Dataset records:
* * * * *
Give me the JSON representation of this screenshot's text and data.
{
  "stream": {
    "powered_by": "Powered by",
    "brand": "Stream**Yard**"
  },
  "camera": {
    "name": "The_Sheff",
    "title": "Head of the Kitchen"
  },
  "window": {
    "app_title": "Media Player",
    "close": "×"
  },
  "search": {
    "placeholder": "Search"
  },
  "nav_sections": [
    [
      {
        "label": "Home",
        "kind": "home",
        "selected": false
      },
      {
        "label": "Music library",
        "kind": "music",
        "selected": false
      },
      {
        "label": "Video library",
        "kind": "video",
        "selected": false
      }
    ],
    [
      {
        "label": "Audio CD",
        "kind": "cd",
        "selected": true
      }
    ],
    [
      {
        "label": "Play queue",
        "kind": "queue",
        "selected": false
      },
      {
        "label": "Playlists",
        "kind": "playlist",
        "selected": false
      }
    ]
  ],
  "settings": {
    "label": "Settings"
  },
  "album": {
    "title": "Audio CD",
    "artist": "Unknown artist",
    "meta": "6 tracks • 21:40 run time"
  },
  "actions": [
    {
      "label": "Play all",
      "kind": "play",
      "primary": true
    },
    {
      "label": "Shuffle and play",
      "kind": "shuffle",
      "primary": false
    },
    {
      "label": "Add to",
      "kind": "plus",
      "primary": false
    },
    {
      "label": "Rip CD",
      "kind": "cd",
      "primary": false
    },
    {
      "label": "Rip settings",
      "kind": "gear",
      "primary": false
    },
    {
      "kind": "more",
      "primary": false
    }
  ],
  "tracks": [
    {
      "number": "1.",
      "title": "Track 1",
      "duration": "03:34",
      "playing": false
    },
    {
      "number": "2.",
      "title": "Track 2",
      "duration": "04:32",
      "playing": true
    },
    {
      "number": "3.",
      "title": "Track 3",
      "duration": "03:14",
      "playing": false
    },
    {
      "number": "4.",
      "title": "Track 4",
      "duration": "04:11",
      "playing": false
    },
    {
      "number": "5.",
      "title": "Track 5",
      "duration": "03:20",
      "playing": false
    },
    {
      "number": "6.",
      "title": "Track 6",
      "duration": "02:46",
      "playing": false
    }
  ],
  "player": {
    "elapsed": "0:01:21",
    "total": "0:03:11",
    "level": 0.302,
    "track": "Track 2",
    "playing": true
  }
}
* * * * *
Exercise: Across the records above, count the lines holding "label" and reply with that number alone.

Task result: 12